Data excerpts:
━━━━━━━━━━━━━━━━━━━━

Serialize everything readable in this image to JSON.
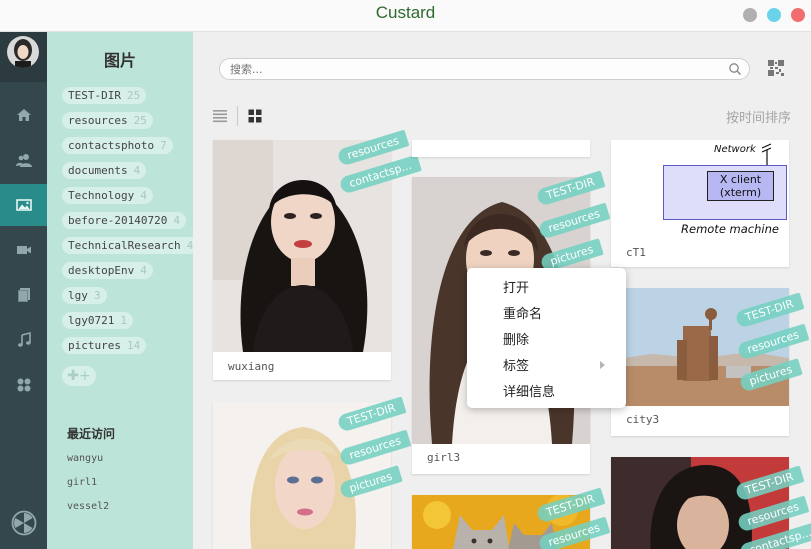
{
  "window": {
    "title": "Custard"
  },
  "tags_panel": {
    "title": "图片",
    "tags": [
      {
        "name": "TEST-DIR",
        "count": "25"
      },
      {
        "name": "resources",
        "count": "25"
      },
      {
        "name": "contactsphoto",
        "count": "7"
      },
      {
        "name": "documents",
        "count": "4"
      },
      {
        "name": "Technology",
        "count": "4"
      },
      {
        "name": "before-20140720",
        "count": "4"
      },
      {
        "name": "TechnicalResearch",
        "count": "4"
      },
      {
        "name": "desktopEnv",
        "count": "4"
      },
      {
        "name": "lgy",
        "count": "3"
      },
      {
        "name": "lgy0721",
        "count": "1"
      },
      {
        "name": "pictures",
        "count": "14"
      }
    ],
    "add_label": "✚+",
    "recent_title": "最近访问",
    "recent": [
      "wangyu",
      "girl1",
      "vessel2"
    ]
  },
  "toolbar": {
    "search_placeholder": "搜索...",
    "sort_label": "按时间排序"
  },
  "cards": {
    "wuxiang": {
      "caption": "wuxiang",
      "ribbons": [
        "resources",
        "contactsp..."
      ]
    },
    "girl3": {
      "caption": "girl3",
      "ribbons": [
        "TEST-DIR",
        "resources",
        "pictures"
      ]
    },
    "ct1": {
      "caption": "cT1",
      "diagram_network": "Network",
      "diagram_box": "X client\n(xterm)",
      "diagram_machine": "Remote machine"
    },
    "city3": {
      "caption": "city3",
      "ribbons": [
        "TEST-DIR",
        "resources",
        "pictures"
      ]
    },
    "blonde": {
      "ribbons": [
        "TEST-DIR",
        "resources",
        "pictures"
      ]
    },
    "cat": {
      "ribbons": [
        "TEST-DIR",
        "resources"
      ]
    },
    "man": {
      "ribbons": [
        "TEST-DIR",
        "resources",
        "contactsp..."
      ]
    }
  },
  "context_menu": {
    "items": [
      "打开",
      "重命名",
      "删除",
      "标签",
      "详细信息"
    ]
  },
  "colors": {
    "rail_bg": "#34474d",
    "rail_active": "#2a8c8a",
    "panel_bg": "#bde4d9",
    "ribbon": "#74d0c1",
    "title_green": "#2f6b2f"
  },
  "icons": [
    "home-icon",
    "contacts-icon",
    "picture-icon",
    "video-icon",
    "document-icon",
    "music-icon",
    "apps-icon",
    "settings-icon",
    "search-icon",
    "qrcode-icon",
    "list-view-icon",
    "grid-view-icon",
    "chevron-right-icon"
  ]
}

━━━━━━━━━━━━━━━━━━━━

■ **Stated exercise**: Copy the data word for word. Pictures do not go in the copy.

■ **Task solution**:
Serialize everything readable in this image to JSON.
{
  "window": {
    "title": "Custard"
  },
  "tags_panel": {
    "title": "图片",
    "tags": [
      {
        "name": "TEST-DIR",
        "count": "25"
      },
      {
        "name": "resources",
        "count": "25"
      },
      {
        "name": "contactsphoto",
        "count": "7"
      },
      {
        "name": "documents",
        "count": "4"
      },
      {
        "name": "Technology",
        "count": "4"
      },
      {
        "name": "before-20140720",
        "count": "4"
      },
      {
        "name": "TechnicalResearch",
        "count": "4"
      },
      {
        "name": "desktopEnv",
        "count": "4"
      },
      {
        "name": "lgy",
        "count": "3"
      },
      {
        "name": "lgy0721",
        "count": "1"
      },
      {
        "name": "pictures",
        "count": "14"
      }
    ],
    "add_label": "✚+",
    "recent_title": "最近访问",
    "recent": [
      "wangyu",
      "girl1",
      "vessel2"
    ]
  },
  "toolbar": {
    "search_placeholder": "搜索...",
    "sort_label": "按时间排序"
  },
  "cards": {
    "wuxiang": {
      "caption": "wuxiang",
      "ribbons": [
        "resources",
        "contactsp..."
      ]
    },
    "girl3": {
      "caption": "girl3",
      "ribbons": [
        "TEST-DIR",
        "resources",
        "pictures"
      ]
    },
    "ct1": {
      "caption": "cT1",
      "diagram_network": "Network",
      "diagram_box": "X client\n(xterm)",
      "diagram_machine": "Remote machine"
    },
    "city3": {
      "caption": "city3",
      "ribbons": [
        "TEST-DIR",
        "resources",
        "pictures"
      ]
    },
    "blonde": {
      "ribbons": [
        "TEST-DIR",
        "resources",
        "pictures"
      ]
    },
    "cat": {
      "ribbons": [
        "TEST-DIR",
        "resources"
      ]
    },
    "man": {
      "ribbons": [
        "TEST-DIR",
        "resources",
        "contactsp..."
      ]
    }
  },
  "context_menu": {
    "items": [
      "打开",
      "重命名",
      "删除",
      "标签",
      "详细信息"
    ]
  },
  "colors": {
    "rail_bg": "#34474d",
    "rail_active": "#2a8c8a",
    "panel_bg": "#bde4d9",
    "ribbon": "#74d0c1",
    "title_green": "#2f6b2f"
  },
  "icons": [
    "home-icon",
    "contacts-icon",
    "picture-icon",
    "video-icon",
    "document-icon",
    "music-icon",
    "apps-icon",
    "settings-icon",
    "search-icon",
    "qrcode-icon",
    "list-view-icon",
    "grid-view-icon",
    "chevron-right-icon"
  ]
}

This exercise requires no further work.